#### GIVEN INSTRUCTION 1:
Check the statements below against the article on the future of the internet. For each one, answer yes or no and quote the words from the article that decide it.
(a) The first word sent over ARPANET got through in full on the first attempt.
(b) Ray Tomlinson wrote the first email software at BBN in March 1972.
(c) The article says governments are still the biggest threat to an independent internet.
#### GIVEN INSTRUCTION 2:
Summarize the article on the future of the internet in two sentences.

#### SELECTED EXCERPT:
##########
The future of the internet is on the blockchain

“Lo”… and behold, the birth of the internet!

The first word ever sent over the internet (or ARPANET, as it was known in its infancy) was “login”, sent from UCLA to Stanford Research Institute. Professor Leonard Kleinrock recalls the historic moment: “At the UCLA end, they typed in the ‘l’ and asked SRI [by phone] if they received it; ‘got the l’ came the voice reply. UCLA typed in the ‘o’, asked if they got it, and received ‘got the o’. UCLA then typed in the ‘g’ and the darned system crashed! Quite a beginning. On the second attempt, it worked fine!”

It was happening on October 29th, 1969, half a century ago, and it marked the first step of one of humanity’s most crowning achievements: the internet. Never in our history have we been so connected, distances so short and human communication so readily available.

However, the anniversaries don’t stop here, as history has a knack for coincidences. 30 years ago, on (March 1989, 20 years after the birth of the internet), Tim Berners-Lee circulated a proposal for “Mesh” (later to be known as the World Wide Web) to his management at CERN.

Back then, in the pioneering years of the internet, the rapid pace of innovation was marked by a spirit of freedom and decentralization. Tim Berners-Lee used to write in his book, Weaving the Web: “From then on, interested people on the Internet provided the feedback, stimulation, ideas, source-code contributions, and moral support… The people of the Internet built the Web, in true grassroots fashion.”

Even looking further back to the works of other founding fathers, we see the same patterns emerging — the internet was designed to be a space of freedom and self-determination:

• People-to-people communication drove the need to write the first email software, a deed done by Ray Tomlinson at BBN in March 1972.
• Between 1973 and 1974, Bob Kahn and Vint Cerf, collectively known as the “fathers of the internet” designed TCP/IP (Transmission Control Protocol and the Internet Protocol), internet’s most fundamental set of protocols. Their vision contained 2 core principles, both revolving around the concept of decentralization:

1. The internet itself would have an open architecture networking, the technology of choice for any individual network being freely chosen by a provider and made to interwork with the other networks through a meta-level “Internetworking Architecture”.
2. There would be no global control at the operations level.

But perhaps the most well-known and striking manifesto for a decentralized internet came from John Perry Barlow, who in 1996 wrote the “A Declaration of the Independence of Cyberspace” — a wild call for self-determination in the age of information, a vision of an Internet free of the Governments’ clutch.

23 years have passed since then. The rebellion against governmental control in the cyberspace is far from won, yet the biggest threats to an independent Internet aren’t the states anymore.
##########
#### RAW DATA:
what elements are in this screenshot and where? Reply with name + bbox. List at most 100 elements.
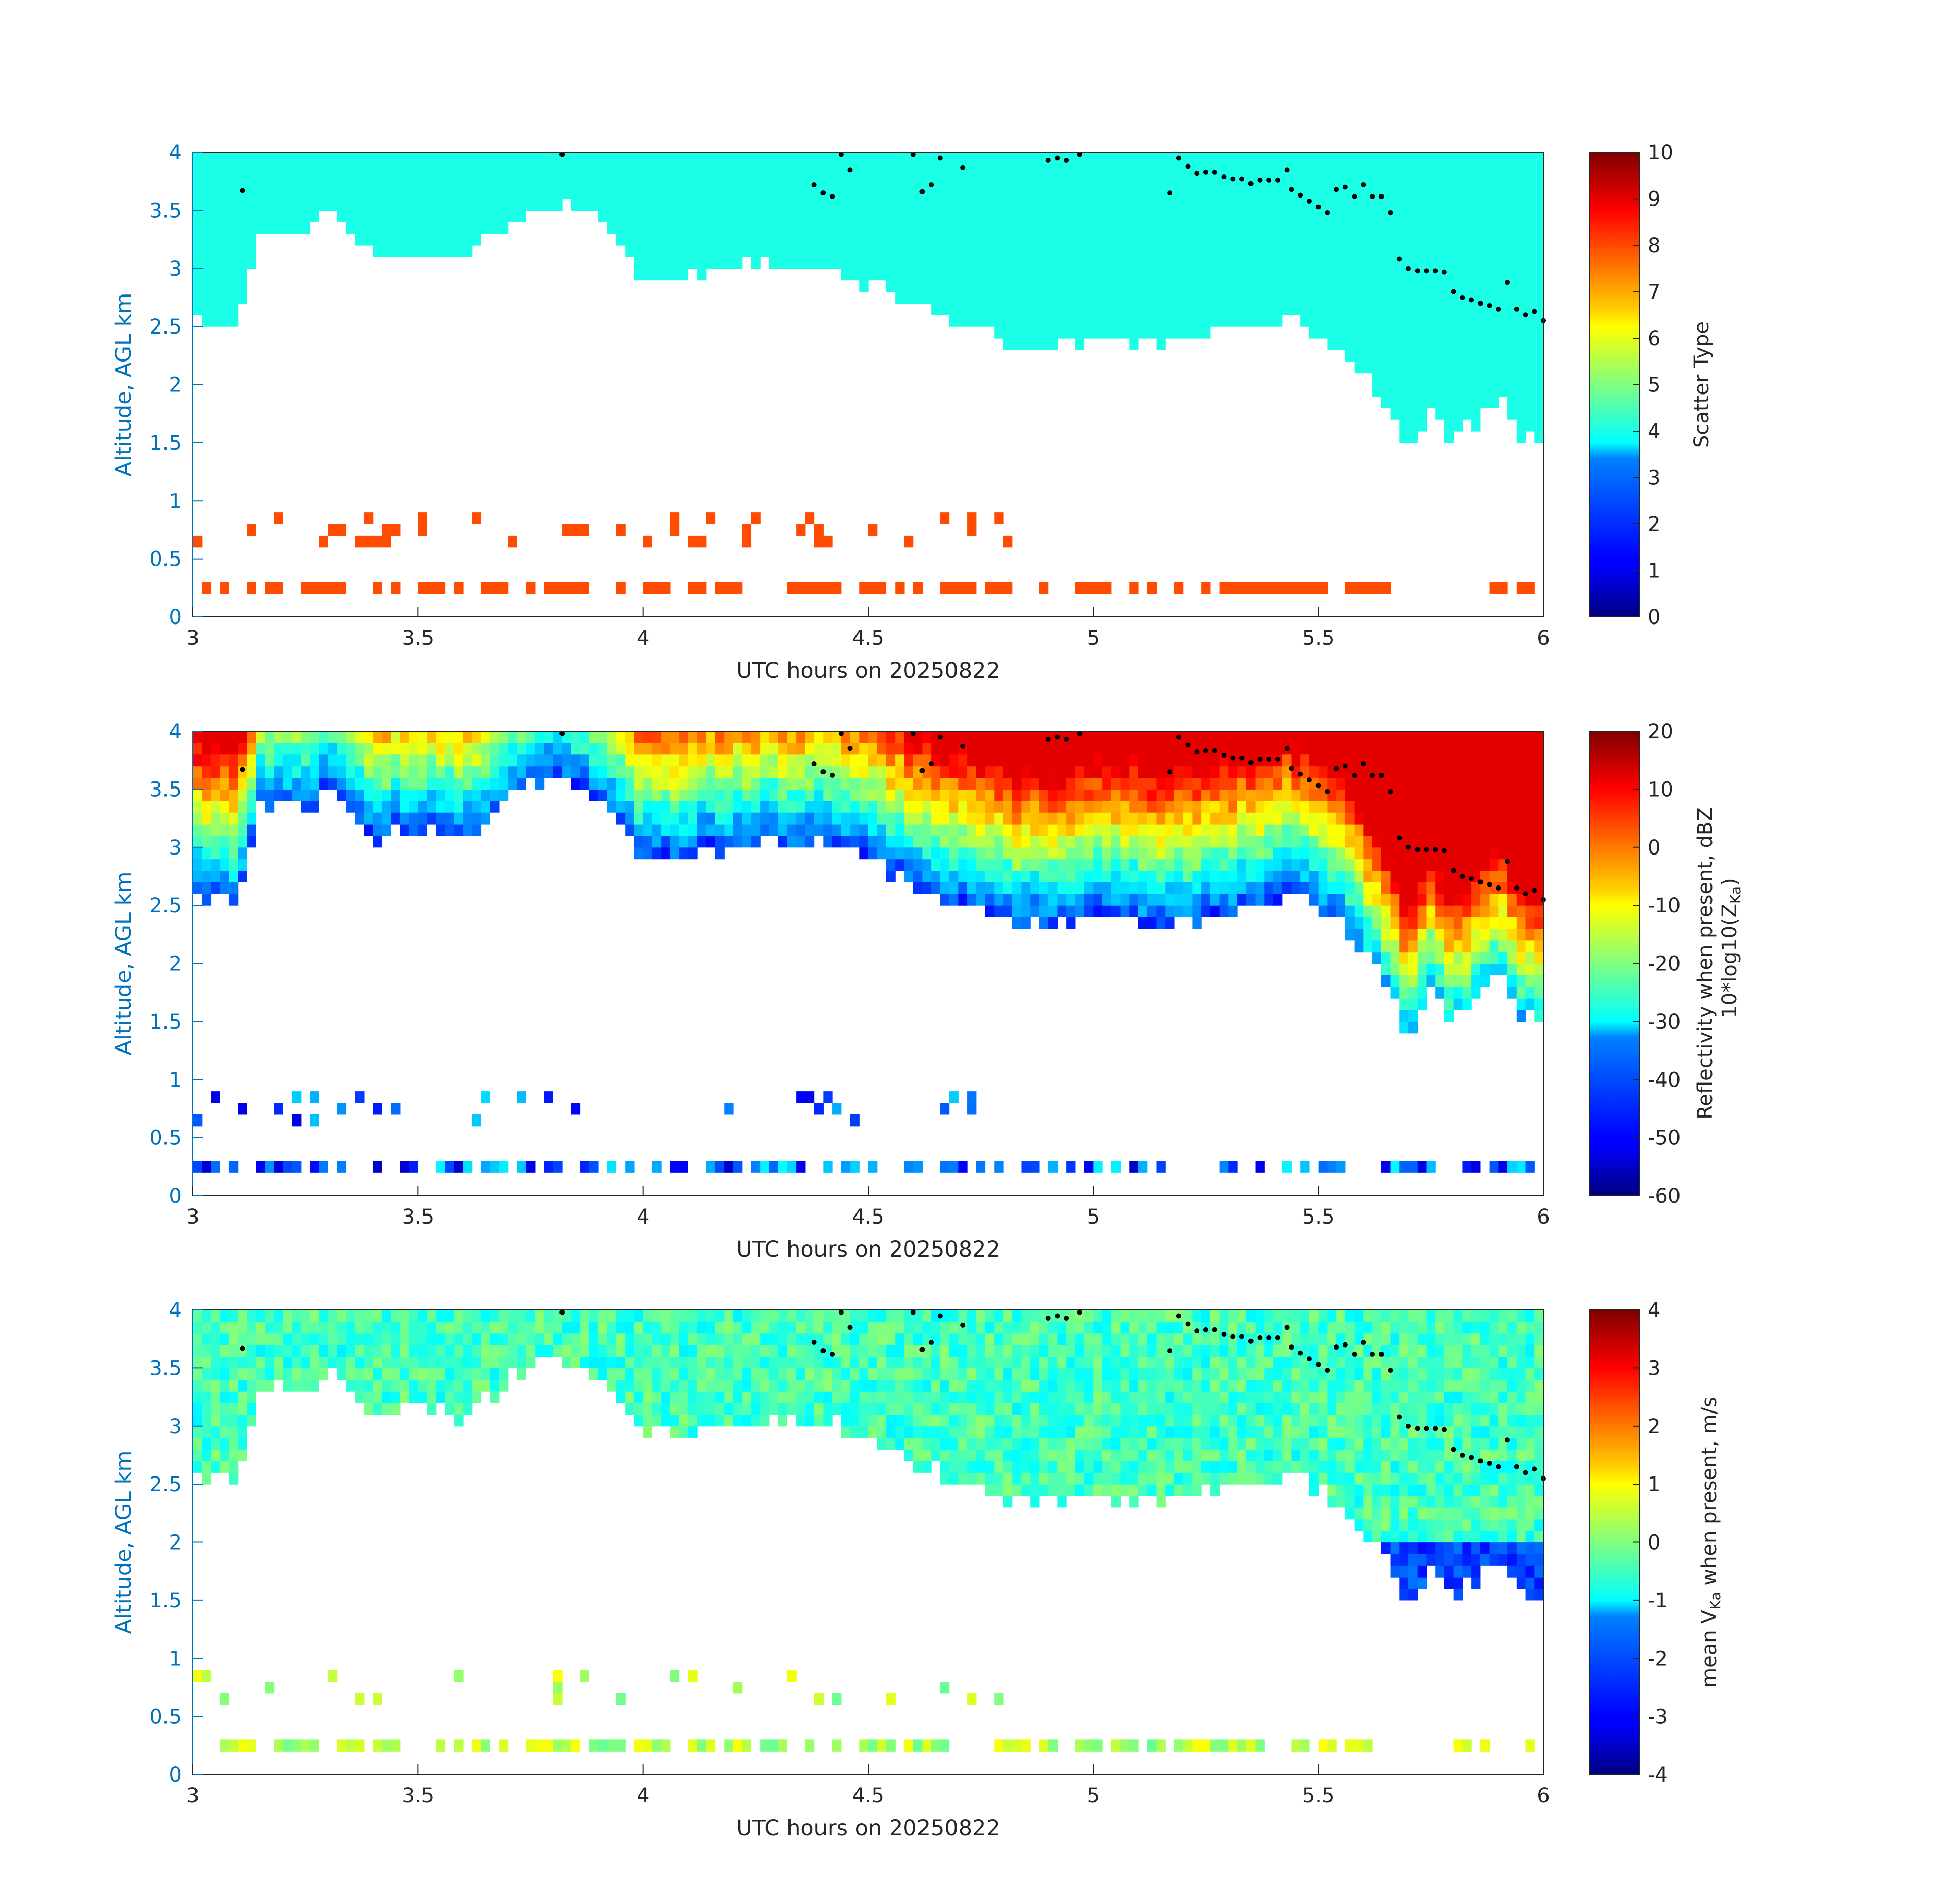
##########
#### CORRECT ANSWER 1:
(a) No: "UCLA then typed in the ‘g’ and the darned system crashed!"
(b) Yes: "a deed done by Ray Tomlinson at BBN in March 1972."
(c) No: "yet the biggest threats to an independent Internet aren’t the states anymore."

#### CORRECT ANSWER 2:
The internet began on October 29th, 1969, when "login" was sent from UCLA to Stanford Research Institute, and founders such as Tim Berners-Lee, Bob Kahn and Vint Cerf built it in a spirit of freedom and decentralization. In 1996 John Perry Barlow called for an Internet free of government control, and 23 years later that struggle is far from won, although states are no longer the biggest threat to an independent Internet.